→ **Source document**
Song by Bruce Dickinson

from the album A Nightmare on Elm Street 5: The Dream Child
- Released: August 1989
- Recorded: 1989
- Genre: Heavy metal
- Length: 4:57
- Label: Jive
- Songwriter: Bruce Dickinson
- Producer: Chris Tsangarides

= Bring Your Daughter... to the Slaughter =

1989 song by Bruce Dickinson

"Bring Your Daughter... to the Slaughter" is the second single from the 1990 Iron Maiden album No Prayer for the Dying. The song was originally recorded and released by Bruce Dickinson for the soundtrack to A Nightmare on Elm Street 5: The Dream Child, but Steve Harris liked it so Iron Maiden rerecorded it. It is the only UK number-one single for the band to date, in spite of the fact that it received very little airplay on the BBC. The song also topped the Finnish Singles Chart and reached number six in Ireland.

==Background==
In 1989, while Iron Maiden were taking a break from touring, Zomba asked Dickinson to write a song for A Nightmare on Elm Street 5: The Dream Child. Teaming up with former Gillan (and future Iron Maiden) guitarist Janick Gers, Dickinson recorded the song, which he claims he wrote "in about three minutes," and the project was expanded into an album, Tattooed Millionaire. Upon hearing the completed track, Steve Harris decided that it would be "great for Maiden" and convinced Dickinson not to put it on his solo album.

The original version of the song, which won a Golden Raspberry Award for "Worst Original Song" in 1989, is, according to Dickinson, "substantially different to the Iron Maiden version," explaining that "the arrangement is identical, but mine's kind of... slinky. Maiden's just really goes for it." Dickinson's original version was included on disc 2 of The Best of Bruce Dickinson in 2001.

Bruce Dickinson said "We're going to release this as a single on Christmas Eve to scare the living daylights out of Cliff Richard". Due to not being officially released until the week of Christmas, it went straight to number one on the UK Singles Chart on 30 December 1990. This was in spite of a ban by the BBC, who refused to play the song on Radio 1 and showed at least 2 minutes of the live clip for Top of the Pops. The B-side features cover versions of "I'm a Mover" (originally by Free) and Led Zeppelin's "Communication Breakdown".

In addition to the standard 7-inch and 12-inch editions, the single was also released as a special edition 7-inch flip-top "brain pack" edition.

→ **Tasks to perform**
1. Copy out word for word the part of the song article above starting with "The original version" and going on through "Dickinson in 2001.".
2. Answer these questions from the song article above:
(a) Who is credited as producer of Bruce Dickinson's original recording?
(b) What award did the original version win in 1989?
(c) On what date did the song go to number one on the UK Singles Chart?

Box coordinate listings
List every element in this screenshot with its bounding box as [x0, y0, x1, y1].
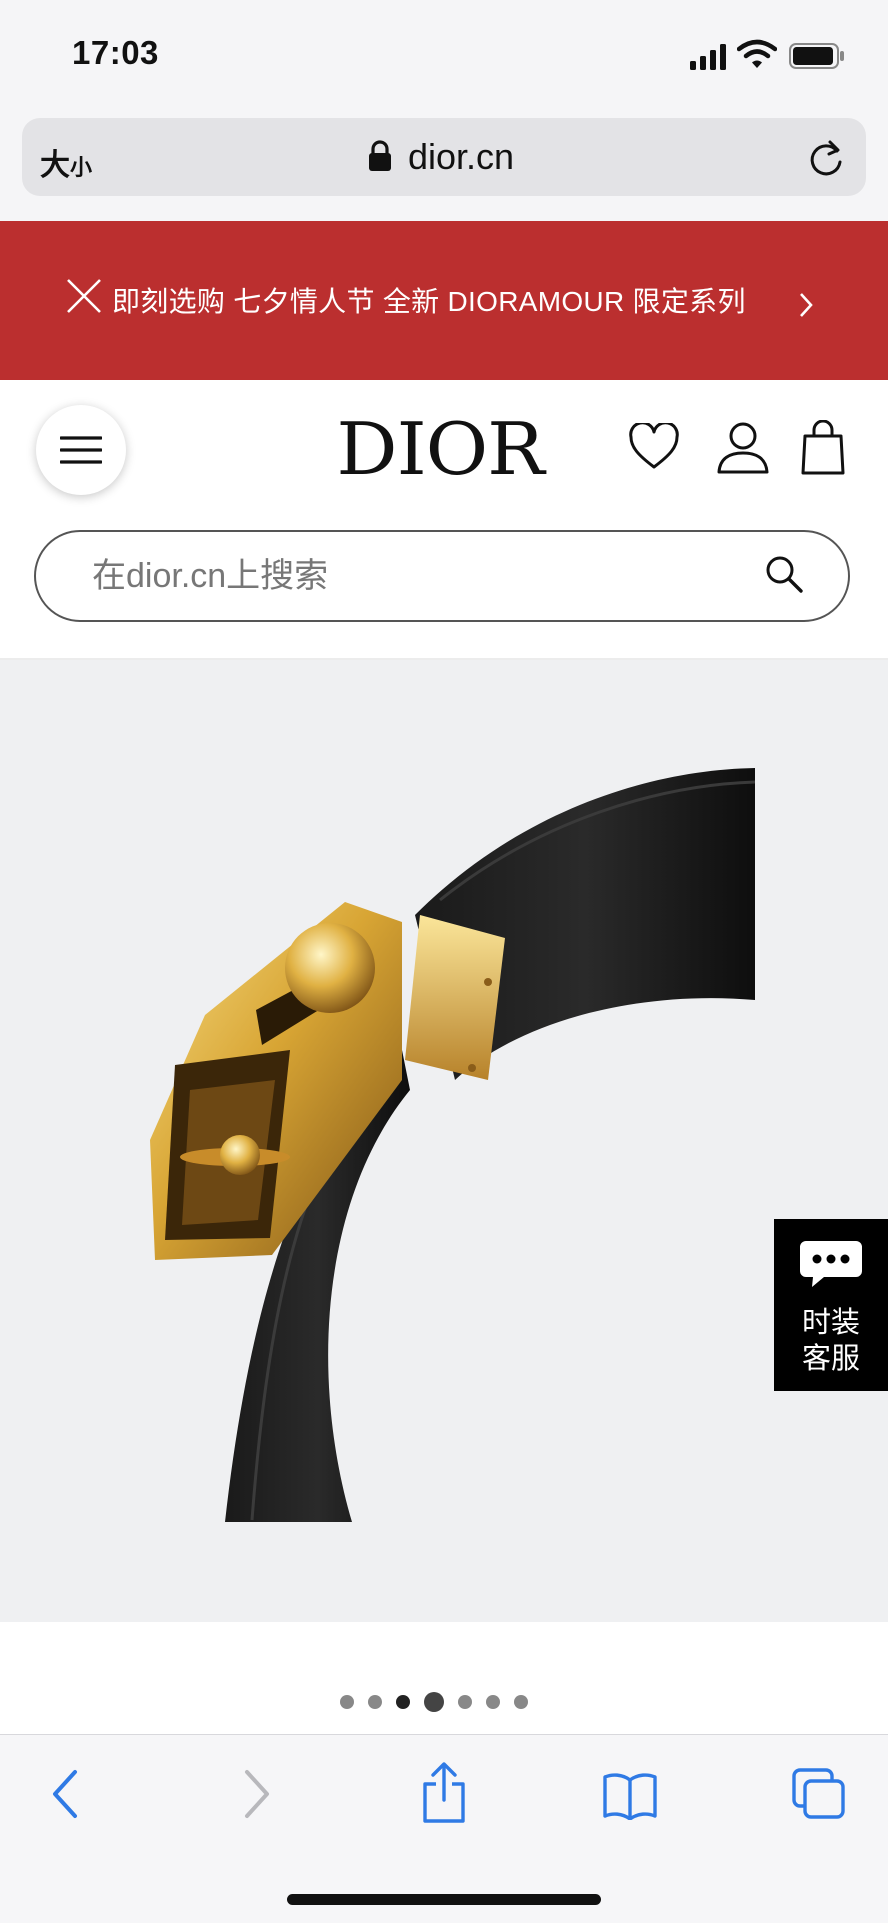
url-text[interactable]: dior.cn	[408, 136, 514, 178]
battery-icon	[789, 43, 844, 69]
forward-icon[interactable]	[242, 1768, 272, 1820]
chat-label-line1: 时装	[801, 1307, 860, 1339]
carousel-dot[interactable]	[424, 1692, 444, 1712]
status-time: 17:03	[72, 34, 159, 71]
text-size-label-big: 大	[40, 149, 70, 182]
tabs-icon[interactable]	[792, 1768, 846, 1820]
bookmarks-icon[interactable]	[602, 1772, 658, 1820]
home-indicator	[287, 1894, 601, 1905]
carousel-pagination	[340, 1690, 550, 1714]
carousel-dot[interactable]	[340, 1695, 354, 1709]
chat-bubble-icon	[800, 1241, 862, 1287]
chat-label-line2: 客服	[801, 1343, 860, 1375]
search-input[interactable]	[92, 552, 732, 600]
cellular-signal-icon	[690, 44, 726, 70]
shopping-bag-icon[interactable]	[800, 420, 846, 476]
back-icon[interactable]	[50, 1768, 80, 1820]
wishlist-heart-icon[interactable]	[628, 423, 680, 471]
text-size-button[interactable]: 大小	[40, 140, 92, 184]
carousel-dot[interactable]	[514, 1695, 528, 1709]
account-icon[interactable]	[716, 421, 770, 475]
brand-logo[interactable]: DIOR	[323, 407, 556, 491]
carousel-dot[interactable]	[396, 1695, 410, 1709]
lock-icon	[369, 140, 391, 171]
carousel-dot[interactable]	[458, 1695, 472, 1709]
menu-button[interactable]	[36, 405, 126, 495]
wifi-icon	[737, 39, 777, 68]
close-icon[interactable]	[66, 278, 102, 314]
promo-text[interactable]: 即刻选购 七夕情人节 全新 DIORAMOUR 限定系列	[112, 280, 746, 320]
hamburger-menu-icon	[60, 436, 102, 464]
share-icon[interactable]	[420, 1762, 468, 1824]
reload-icon[interactable]	[806, 138, 846, 180]
search-icon[interactable]	[764, 554, 804, 594]
belt-buckle-product-image[interactable]	[0, 660, 888, 1622]
customer-service-chat-button[interactable]: 时装 客服	[774, 1219, 888, 1391]
product-image-gallery[interactable]	[0, 660, 888, 1622]
chat-label: 时装 客服	[774, 1305, 888, 1377]
carousel-dot[interactable]	[486, 1695, 500, 1709]
carousel-dot[interactable]	[368, 1695, 382, 1709]
text-size-label-small: 小	[70, 155, 93, 180]
chevron-right-icon[interactable]	[798, 291, 814, 319]
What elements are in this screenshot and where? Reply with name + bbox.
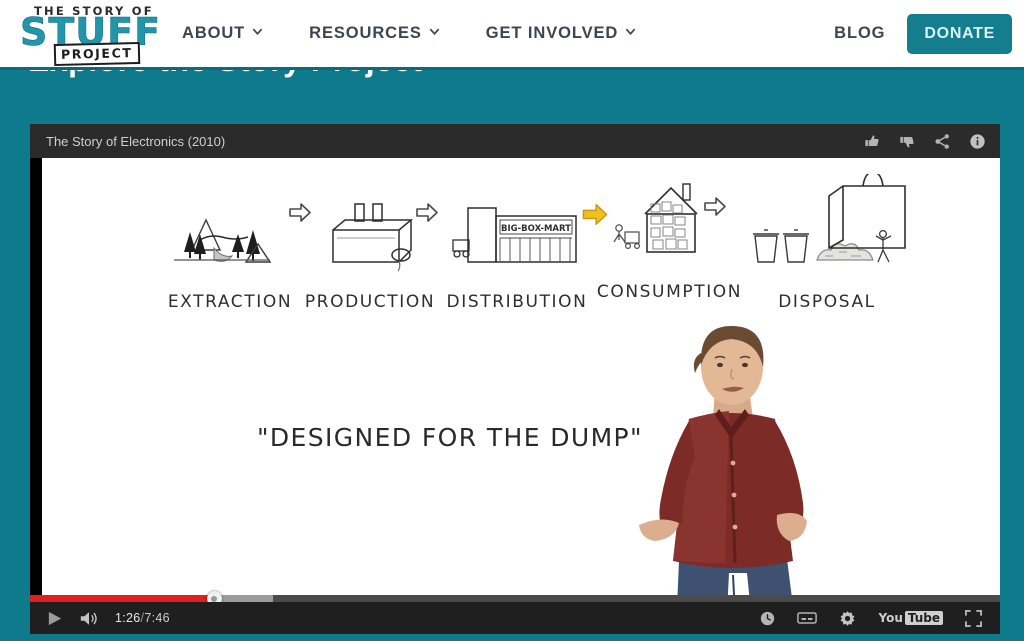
logo-line-project: PROJECT bbox=[53, 41, 140, 66]
nav-item-about[interactable]: ABOUT bbox=[182, 24, 263, 43]
settings-gear-icon[interactable] bbox=[839, 610, 856, 627]
chevron-down-icon bbox=[625, 26, 636, 37]
play-button[interactable] bbox=[46, 610, 63, 627]
video-title: The Story of Electronics (2010) bbox=[46, 133, 226, 149]
main-navigation: ABOUT RESOURCES GET INVOLVED bbox=[182, 24, 636, 43]
thumbs-up-icon[interactable] bbox=[864, 133, 881, 150]
controls-left-group: 1:26/7:46 bbox=[46, 610, 170, 627]
youtube-tube-text: Tube bbox=[904, 611, 943, 625]
youtube-logo[interactable]: You Tube bbox=[878, 611, 943, 625]
video-headline-text: "DESIGNED FOR THE DUMP" bbox=[257, 423, 643, 452]
nav-item-blog[interactable]: BLOG bbox=[834, 24, 885, 43]
lifecycle-stage-label: EXTRACTION bbox=[167, 292, 293, 312]
thumbs-down-icon[interactable] bbox=[899, 133, 916, 150]
youtube-you-text: You bbox=[878, 611, 903, 625]
info-icon[interactable] bbox=[969, 133, 986, 150]
progress-played bbox=[30, 595, 215, 602]
site-logo[interactable]: THE STORY OF STUFF PROJECT bbox=[12, 0, 162, 69]
svg-text:BIG-BOX-MART: BIG-BOX-MART bbox=[501, 224, 571, 234]
lifecycle-arrow-4-icon bbox=[702, 194, 728, 225]
nav-item-label: ABOUT bbox=[182, 24, 246, 42]
current-time: 1:26 bbox=[115, 611, 141, 625]
chevron-down-icon bbox=[429, 26, 440, 37]
dump-container-icon bbox=[807, 171, 917, 275]
video-progress-bar[interactable] bbox=[30, 591, 1000, 606]
video-player[interactable]: The Story of Electronics (2010) EXTRACTI… bbox=[30, 124, 1000, 634]
big-box-mart-icon: BIG-BOX-MART bbox=[432, 186, 602, 272]
lifecycle-stage-extraction: EXTRACTION bbox=[150, 186, 310, 312]
fullscreen-icon[interactable] bbox=[965, 609, 982, 627]
controls-right-group: You Tube bbox=[760, 609, 982, 627]
lifecycle-diagram: EXTRACTION PRODUCTION BIG-BOX-MART DISTR… bbox=[42, 164, 1000, 324]
watch-later-icon[interactable] bbox=[760, 611, 775, 626]
total-time: 7:46 bbox=[144, 611, 170, 625]
volume-icon[interactable] bbox=[79, 610, 99, 627]
lifecycle-stage-distribution: BIG-BOX-MART DISTRIBUTION bbox=[432, 186, 602, 312]
video-topbar-actions bbox=[864, 133, 986, 150]
captions-icon[interactable] bbox=[797, 611, 818, 625]
nav-item-resources[interactable]: RESOURCES bbox=[309, 24, 440, 43]
nav-item-label: GET INVOLVED bbox=[485, 24, 619, 42]
site-header: THE STORY OF STUFF PROJECT ABOUT RESOURC… bbox=[0, 0, 1024, 70]
lifecycle-stage-label: DISTRIBUTION bbox=[446, 292, 588, 312]
header-right-group: BLOG DONATE bbox=[834, 13, 1012, 54]
lifecycle-stage-label: PRODUCTION bbox=[304, 292, 436, 312]
nav-item-get-involved[interactable]: GET INVOLVED bbox=[486, 24, 636, 43]
video-control-bar: 1:26/7:46 You Tube bbox=[30, 602, 1000, 634]
presenter-figure bbox=[617, 323, 847, 602]
video-stage: EXTRACTION PRODUCTION BIG-BOX-MART DISTR… bbox=[42, 158, 1000, 602]
trees-mountain-icon bbox=[150, 186, 310, 272]
page-root: Explore the Story Project THE STORY OF S… bbox=[0, 0, 1024, 641]
video-topbar: The Story of Electronics (2010) bbox=[30, 124, 1000, 158]
chevron-down-icon bbox=[252, 26, 263, 37]
donate-button[interactable]: DONATE bbox=[907, 13, 1012, 54]
lifecycle-stage-label: CONSUMPTION bbox=[596, 282, 743, 302]
time-display: 1:26/7:46 bbox=[115, 611, 170, 625]
nav-item-label: RESOURCES bbox=[309, 24, 422, 42]
share-icon[interactable] bbox=[934, 133, 951, 150]
lifecycle-stage-label: DISPOSAL bbox=[778, 292, 876, 312]
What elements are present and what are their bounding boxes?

→ **Outputs**
1.
The original version of the song, which won a Golden Raspberry Award for "Worst Original Song" in 1989, is, according to Dickinson, "substantially different to the Iron Maiden version," explaining that "the arrangement is identical, but mine's kind of... slinky. Maiden's just really goes for it." Dickinson's original version was included on disc 2 of The Best of Bruce Dickinson in 2001.

2.
(a) Chris Tsangarides
(b) A Golden Raspberry Award for "Worst Original Song"
(c) 30 December 1990